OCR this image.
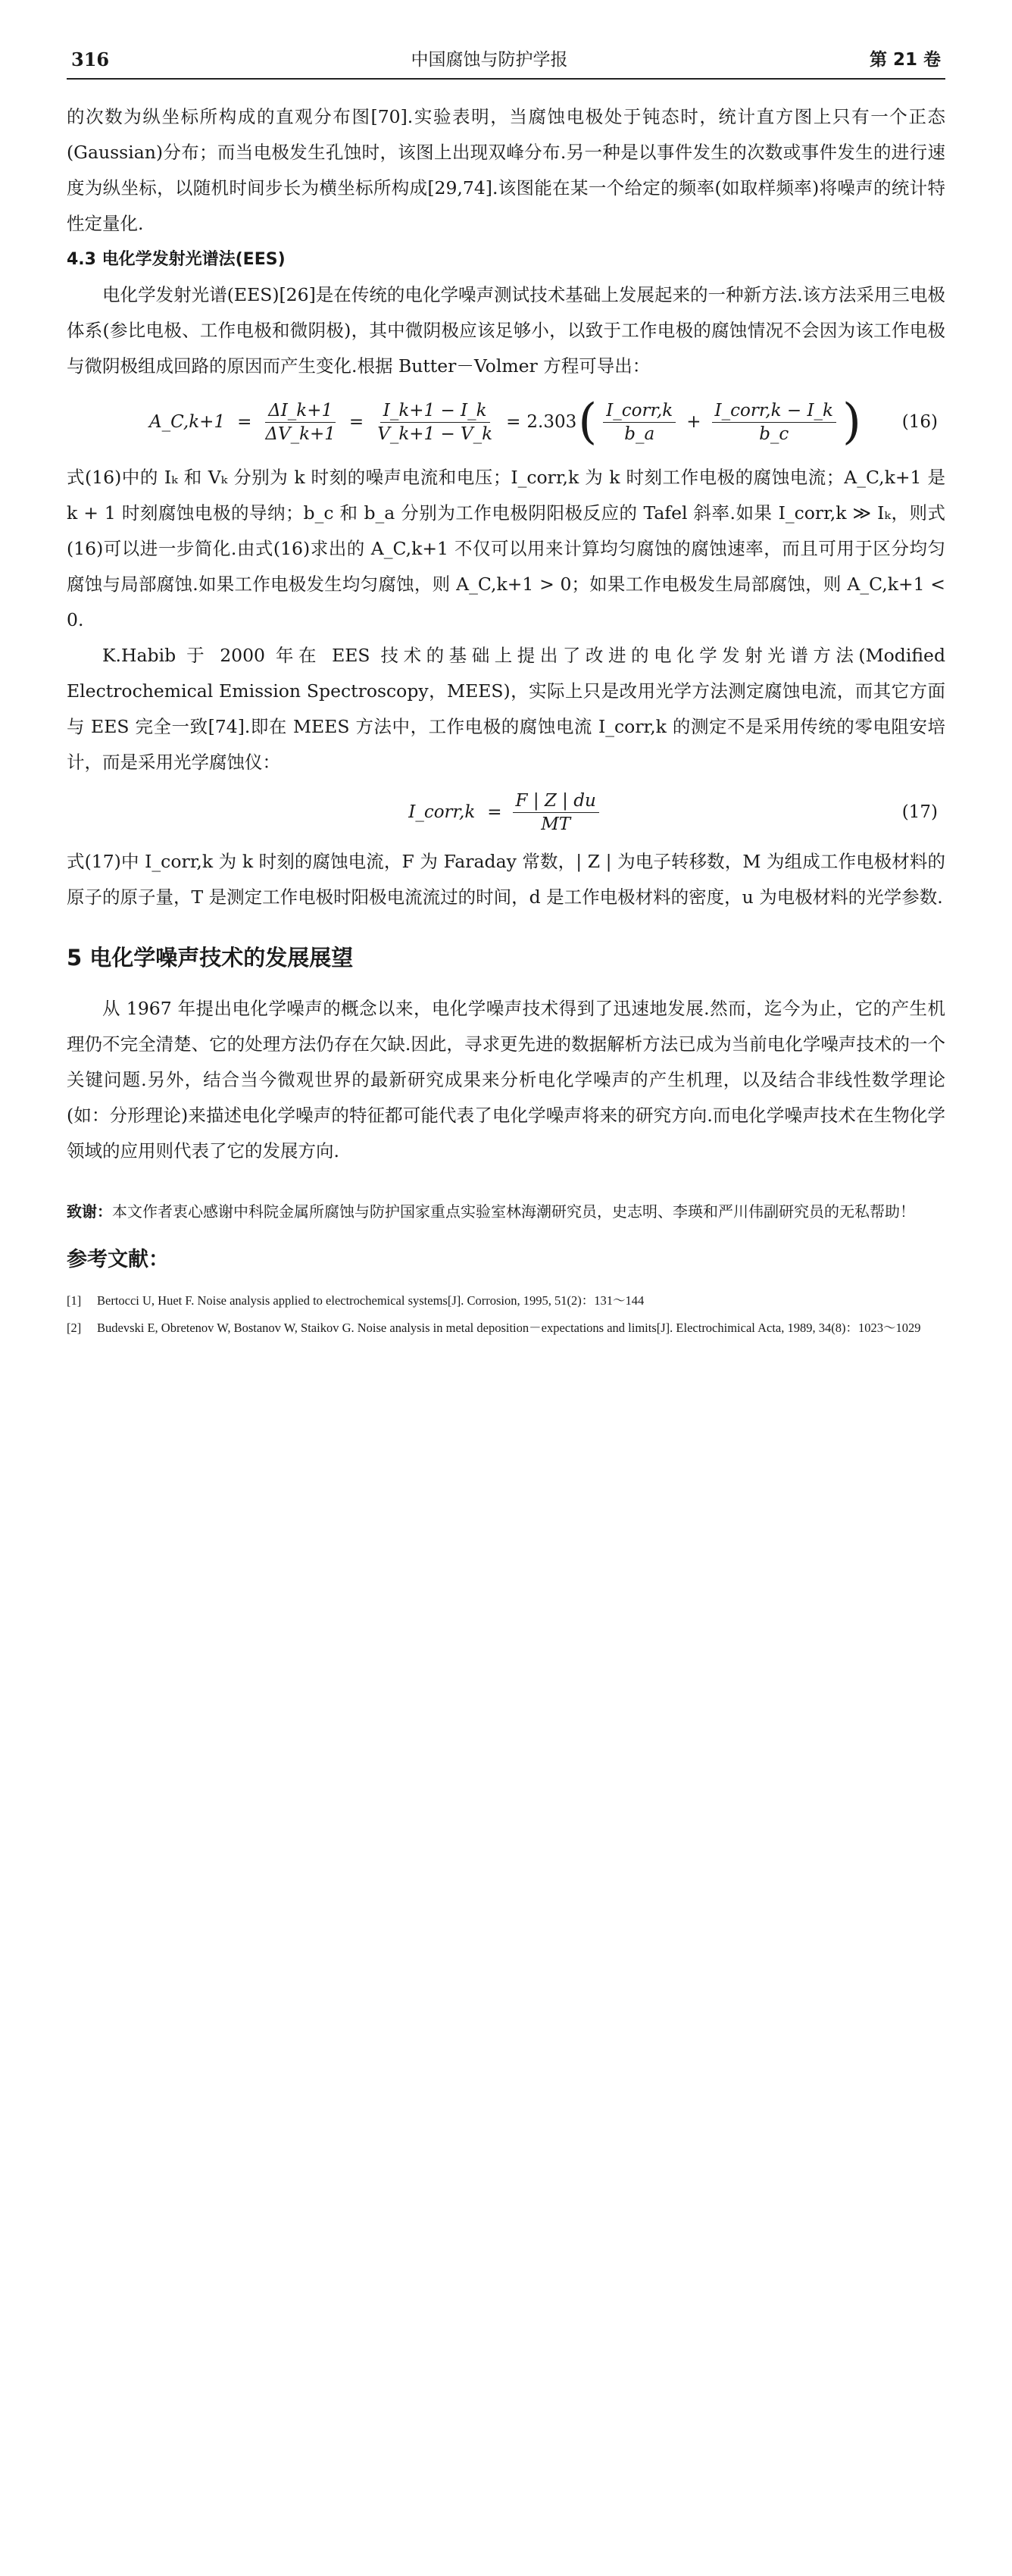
316	中国腐蚀与防护学报	第 21 卷

的次数为纵坐标所构成的直观分布图[70].实验表明，当腐蚀电极处于钝态时，统计直方图上只有一个正态(Gaussian)分布；而当电极发生孔蚀时，该图上出现双峰分布.另一种是以事件发生的次数或事件发生的进行速度为纵坐标，以随机时间步长为横坐标所构成[29,74].该图能在某一个给定的频率(如取样频率)将噪声的统计特性定量化.

4.3 电化学发射光谱法(EES)

电化学发射光谱(EES)[26]是在传统的电化学噪声测试技术基础上发展起来的一种新方法.该方法采用三电极体系(参比电极、工作电极和微阴极)，其中微阴极应该足够小，以致于工作电极的腐蚀情况不会因为该工作电极与微阴极组成回路的原因而产生变化.根据 Butter－Volmer 方程可导出：

A_C,k+1 = $\frac{\Delta I\_k+1}{\Delta V\_k+1} = \frac{I\_k+1 - I\_k}{V\_k+1 - V\_k} = 2.303$ ( $\frac{\text{I\_corr,k}}{b\_a} + \frac{\text{I\_corr,k − I\_k}}{b\_c}$ ) (16)

式(16)中的 Iₖ 和 Vₖ 分别为 k 时刻的噪声电流和电压；I_corr,k 为 k 时刻工作电极的腐蚀电流；A_C,k+1 是 k + 1 时刻腐蚀电极的导纳；b_c 和 b_a 分别为工作电极阴阳极反应的 Tafel 斜率.如果 I_corr,k ≫ Iₖ，则式(16)可以进一步简化.由式(16)求出的 A_C,k+1 不仅可以用来计算均匀腐蚀的腐蚀速率，而且可用于区分均匀腐蚀与局部腐蚀.如果工作电极发生均匀腐蚀，则 A_C,k+1 > 0；如果工作电极发生局部腐蚀，则 A_C,k+1 < 0.

K.Habib 于 2000 年在 EES 技术的基础上提出了改进的电化学发射光谱方法(Modified Electrochemical Emission Spectroscopy，MEES)，实际上只是改用光学方法测定腐蚀电流，而其它方面与 EES 完全一致[74].即在 MEES 方法中，工作电极的腐蚀电流 I_corr,k 的测定不是采用传统的零电阻安培计，而是采用光学腐蚀仪：

I_corr,k = $\frac{F | Z | du}{MT}$	(17)

式(17)中 I_corr,k 为 k 时刻的腐蚀电流，F 为 Faraday 常数，| Z | 为电子转移数，M 为组成工作电极材料的原子的原子量，T 是测定工作电极时阳极电流流过的时间，d 是工作电极材料的密度，u 为电极材料的光学参数.

5 电化学噪声技术的发展展望

从 1967 年提出电化学噪声的概念以来，电化学噪声技术得到了迅速地发展.然而，迄今为止，它的产生机理仍不完全清楚、它的处理方法仍存在欠缺.因此，寻求更先进的数据解析方法已成为当前电化学噪声技术的一个关键问题.另外，结合当今微观世界的最新研究成果来分析电化学噪声的产生机理，以及结合非线性数学理论(如：分形理论)来描述电化学噪声的特征都可能代表了电化学噪声将来的研究方向.而电化学噪声技术在生物化学领域的应用则代表了它的发展方向.

致谢：本文作者衷心感谢中科院金属所腐蚀与防护国家重点实验室林海潮研究员，史志明、李瑛和严川伟副研究员的无私帮助！
参考文献：
[1]	Bertocci U, Huet F. Noise analysis applied to electrochemical systems[J]. Corrosion, 1995, 51(2)：131～144
[2]	Budevski E, Obretenov W, Bostanov W, Staikov G. Noise analysis in metal deposition－expectations and limits[J]. Electrochimical Acta, 1989, 34(8)：1023～1029
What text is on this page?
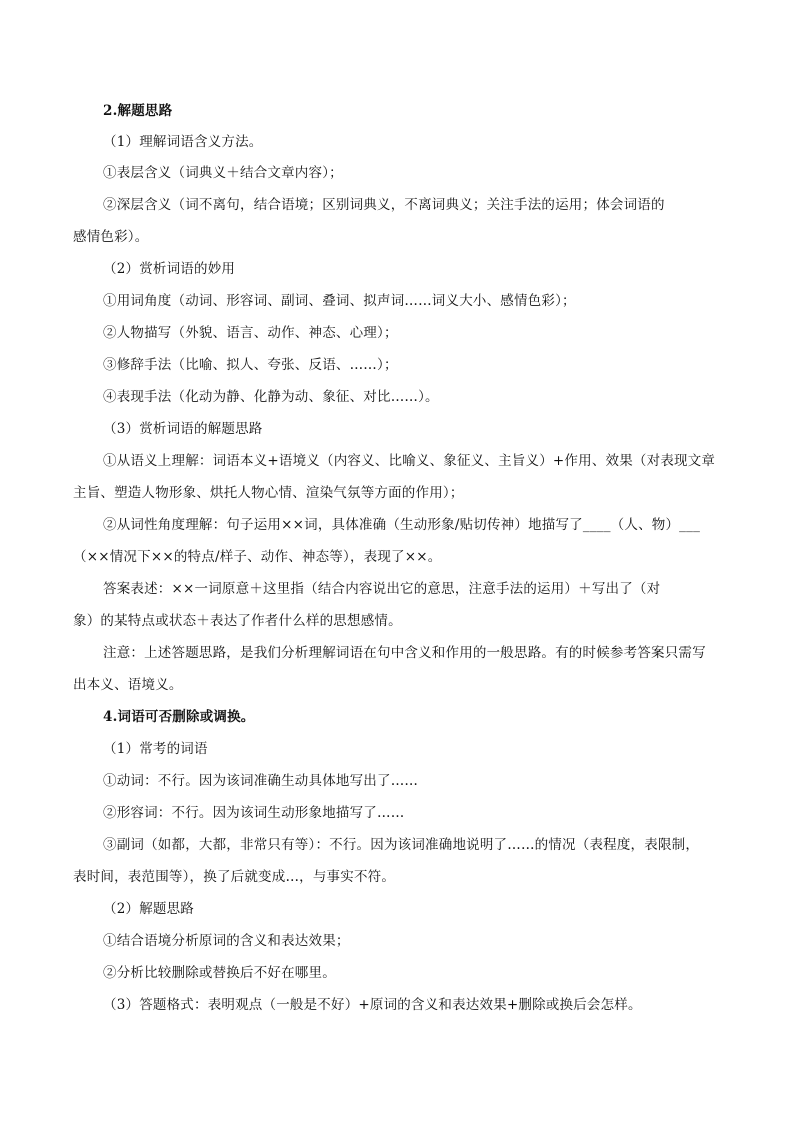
2.解题思路
（1）理解词语含义方法。
①表层含义（词典义＋结合文章内容）；
②深层含义（词不离句，结合语境；区别词典义，不离词典义；关注手法的运用；体会词语的
感情色彩）。
（2）赏析词语的妙用
①用词角度（动词、形容词、副词、叠词、拟声词……词义大小、感情色彩）；
②人物描写（外貌、语言、动作、神态、心理）；
③修辞手法（比喻、拟人、夸张、反语、……）；
④表现手法（化动为静、化静为动、象征、对比……）。
（3）赏析词语的解题思路
①从语义上理解：词语本义+语境义（内容义、比喻义、象征义、主旨义）+作用、效果（对表现文章
主旨、塑造人物形象、烘托人物心情、渲染气氛等方面的作用）；
②从词性角度理解：句子运用××词，具体准确（生动形象/贴切传神）地描写了____（人、物）___
（××情况下××的特点/样子、动作、神态等），表现了××。
答案表述：××一词原意＋这里指（结合内容说出它的意思，注意手法的运用）＋写出了（对
象）的某特点或状态＋表达了作者什么样的思想感情。
注意：上述答题思路，是我们分析理解词语在句中含义和作用的一般思路。有的时候参考答案只需写
出本义、语境义。
4.词语可否删除或调换。
（1）常考的词语
①动词：不行。因为该词准确生动具体地写出了……
②形容词：不行。因为该词生动形象地描写了……
③副词（如都，大都，非常只有等）：不行。因为该词准确地说明了……的情况（表程度，表限制，
表时间，表范围等），换了后就变成…，与事实不符。
（2）解题思路
①结合语境分析原词的含义和表达效果；
②分析比较删除或替换后不好在哪里。
（3）答题格式：表明观点（一般是不好）+原词的含义和表达效果+删除或换后会怎样。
════════
Objective:
Within the listing above, find every line containing the string "analysis" and return it.

Exercise result:
[1]	Bertocci U, Huet F. Noise analysis applied to electrochemical systems[J]. Corrosion, 1995, 51(2)：131～144
[2]	Budevski E, Obretenov W, Bostanov W, Staikov G. Noise analysis in metal deposition－expectations and limits[J]. Electrochimical Acta, 1989, 34(8)：1023～1029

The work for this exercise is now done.